→ **To do**: Answer with one number: the count of lines in the listing below that hold the word "Peanut".

→ **Given records**:

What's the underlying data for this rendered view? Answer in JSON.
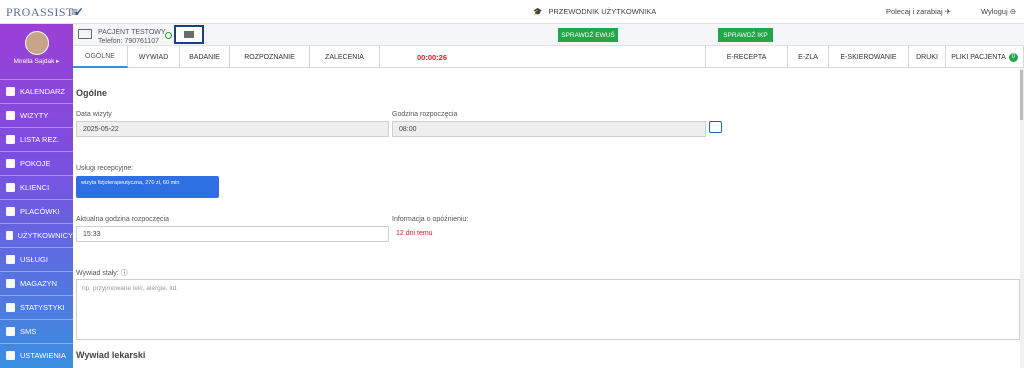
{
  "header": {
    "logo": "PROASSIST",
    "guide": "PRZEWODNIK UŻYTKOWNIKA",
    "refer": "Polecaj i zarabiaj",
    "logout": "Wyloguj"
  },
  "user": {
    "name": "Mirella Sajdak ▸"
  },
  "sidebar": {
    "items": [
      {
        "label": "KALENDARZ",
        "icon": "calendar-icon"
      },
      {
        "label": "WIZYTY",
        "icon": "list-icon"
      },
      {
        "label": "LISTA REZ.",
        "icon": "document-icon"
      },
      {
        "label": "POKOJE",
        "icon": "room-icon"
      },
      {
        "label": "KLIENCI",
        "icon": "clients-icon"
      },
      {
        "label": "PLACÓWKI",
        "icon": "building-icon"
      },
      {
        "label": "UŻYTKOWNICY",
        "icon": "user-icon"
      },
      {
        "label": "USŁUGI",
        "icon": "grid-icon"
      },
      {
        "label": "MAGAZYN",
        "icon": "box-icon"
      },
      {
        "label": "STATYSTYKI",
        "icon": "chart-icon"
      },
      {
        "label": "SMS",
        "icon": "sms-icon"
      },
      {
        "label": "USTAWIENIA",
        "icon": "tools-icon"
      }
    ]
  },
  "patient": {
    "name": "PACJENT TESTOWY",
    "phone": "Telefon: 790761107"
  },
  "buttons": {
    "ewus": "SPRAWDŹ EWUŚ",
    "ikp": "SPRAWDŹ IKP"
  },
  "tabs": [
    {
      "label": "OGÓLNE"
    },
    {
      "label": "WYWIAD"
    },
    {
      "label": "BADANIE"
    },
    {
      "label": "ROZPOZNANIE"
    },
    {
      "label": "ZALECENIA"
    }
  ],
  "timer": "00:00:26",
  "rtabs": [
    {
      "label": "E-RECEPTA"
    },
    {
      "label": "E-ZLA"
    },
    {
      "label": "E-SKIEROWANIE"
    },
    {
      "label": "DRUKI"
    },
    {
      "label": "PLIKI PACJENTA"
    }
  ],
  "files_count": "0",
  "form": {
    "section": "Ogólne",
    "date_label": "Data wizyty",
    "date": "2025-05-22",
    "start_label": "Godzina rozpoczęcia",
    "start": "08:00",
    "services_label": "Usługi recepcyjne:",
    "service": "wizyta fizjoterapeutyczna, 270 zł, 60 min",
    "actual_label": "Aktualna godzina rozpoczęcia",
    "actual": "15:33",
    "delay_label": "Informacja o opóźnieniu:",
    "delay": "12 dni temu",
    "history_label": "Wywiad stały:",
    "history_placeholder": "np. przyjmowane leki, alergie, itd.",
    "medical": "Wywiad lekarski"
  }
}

==

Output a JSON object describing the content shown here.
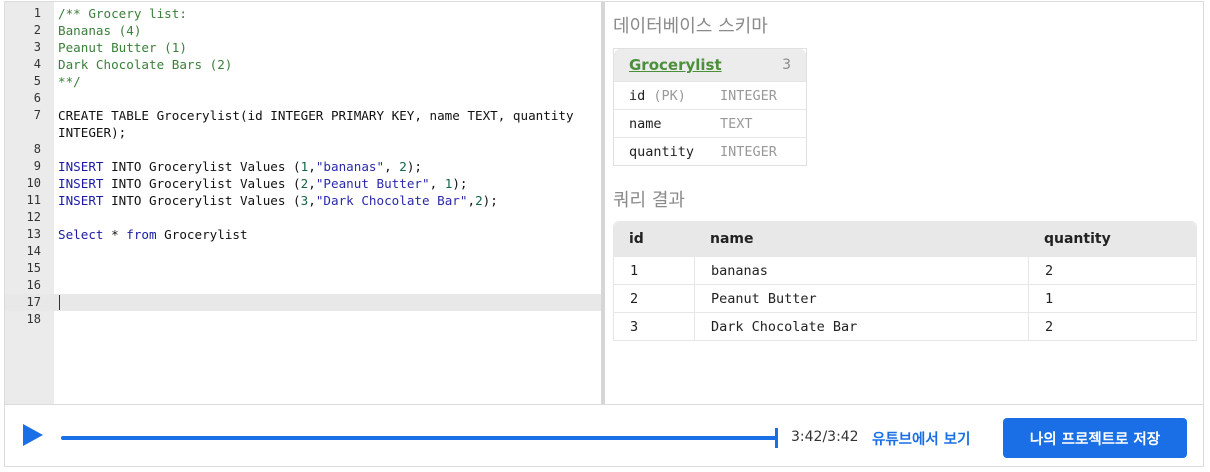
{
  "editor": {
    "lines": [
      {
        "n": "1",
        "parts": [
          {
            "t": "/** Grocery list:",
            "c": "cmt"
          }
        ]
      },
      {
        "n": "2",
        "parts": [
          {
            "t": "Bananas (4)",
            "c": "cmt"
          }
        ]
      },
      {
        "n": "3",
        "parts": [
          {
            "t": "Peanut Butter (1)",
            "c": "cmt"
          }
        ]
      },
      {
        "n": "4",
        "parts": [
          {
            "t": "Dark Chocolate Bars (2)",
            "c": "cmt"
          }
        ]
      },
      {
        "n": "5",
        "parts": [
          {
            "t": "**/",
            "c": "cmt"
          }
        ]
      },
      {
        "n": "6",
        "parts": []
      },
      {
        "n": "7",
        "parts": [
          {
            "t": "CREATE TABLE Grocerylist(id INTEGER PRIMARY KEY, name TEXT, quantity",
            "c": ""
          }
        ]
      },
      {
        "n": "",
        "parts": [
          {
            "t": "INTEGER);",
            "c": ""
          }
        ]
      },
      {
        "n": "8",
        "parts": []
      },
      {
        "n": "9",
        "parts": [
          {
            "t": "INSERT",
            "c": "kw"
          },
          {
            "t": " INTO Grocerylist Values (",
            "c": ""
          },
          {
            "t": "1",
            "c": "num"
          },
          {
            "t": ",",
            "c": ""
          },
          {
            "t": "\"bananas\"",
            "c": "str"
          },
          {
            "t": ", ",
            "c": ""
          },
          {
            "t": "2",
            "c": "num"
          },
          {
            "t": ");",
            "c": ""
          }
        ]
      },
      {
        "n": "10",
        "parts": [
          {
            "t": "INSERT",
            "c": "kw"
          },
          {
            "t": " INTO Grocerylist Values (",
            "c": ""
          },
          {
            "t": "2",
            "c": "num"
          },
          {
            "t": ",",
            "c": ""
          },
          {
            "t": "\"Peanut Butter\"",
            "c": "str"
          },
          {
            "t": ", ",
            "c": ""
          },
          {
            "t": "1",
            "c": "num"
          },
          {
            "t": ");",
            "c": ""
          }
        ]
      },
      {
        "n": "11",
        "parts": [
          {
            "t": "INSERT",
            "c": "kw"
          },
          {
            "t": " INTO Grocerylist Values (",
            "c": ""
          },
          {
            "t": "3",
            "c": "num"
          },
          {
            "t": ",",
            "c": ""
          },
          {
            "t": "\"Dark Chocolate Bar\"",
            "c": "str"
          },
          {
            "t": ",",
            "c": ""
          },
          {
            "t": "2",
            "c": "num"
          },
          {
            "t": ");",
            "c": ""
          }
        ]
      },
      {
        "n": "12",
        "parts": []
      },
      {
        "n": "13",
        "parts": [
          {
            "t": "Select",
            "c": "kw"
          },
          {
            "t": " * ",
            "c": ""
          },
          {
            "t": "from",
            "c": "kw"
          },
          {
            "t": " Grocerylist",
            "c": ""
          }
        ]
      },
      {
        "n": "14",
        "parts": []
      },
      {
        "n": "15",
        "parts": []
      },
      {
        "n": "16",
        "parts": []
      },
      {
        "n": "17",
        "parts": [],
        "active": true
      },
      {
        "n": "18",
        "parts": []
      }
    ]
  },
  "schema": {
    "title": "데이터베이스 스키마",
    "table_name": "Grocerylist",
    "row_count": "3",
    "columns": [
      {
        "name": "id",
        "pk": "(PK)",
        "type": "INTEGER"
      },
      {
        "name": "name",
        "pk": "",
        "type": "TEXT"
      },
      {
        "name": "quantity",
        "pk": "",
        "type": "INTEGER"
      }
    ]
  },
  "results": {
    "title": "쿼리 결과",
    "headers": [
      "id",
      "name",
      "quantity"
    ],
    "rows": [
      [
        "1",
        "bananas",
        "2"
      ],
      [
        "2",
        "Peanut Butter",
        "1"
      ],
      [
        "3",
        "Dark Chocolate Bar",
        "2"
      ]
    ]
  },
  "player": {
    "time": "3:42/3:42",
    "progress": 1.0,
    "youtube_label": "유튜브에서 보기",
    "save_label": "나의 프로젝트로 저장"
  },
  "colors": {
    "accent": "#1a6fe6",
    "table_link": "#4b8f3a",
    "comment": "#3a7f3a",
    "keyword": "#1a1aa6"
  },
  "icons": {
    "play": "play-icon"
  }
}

→ **Output of the exercise**: 3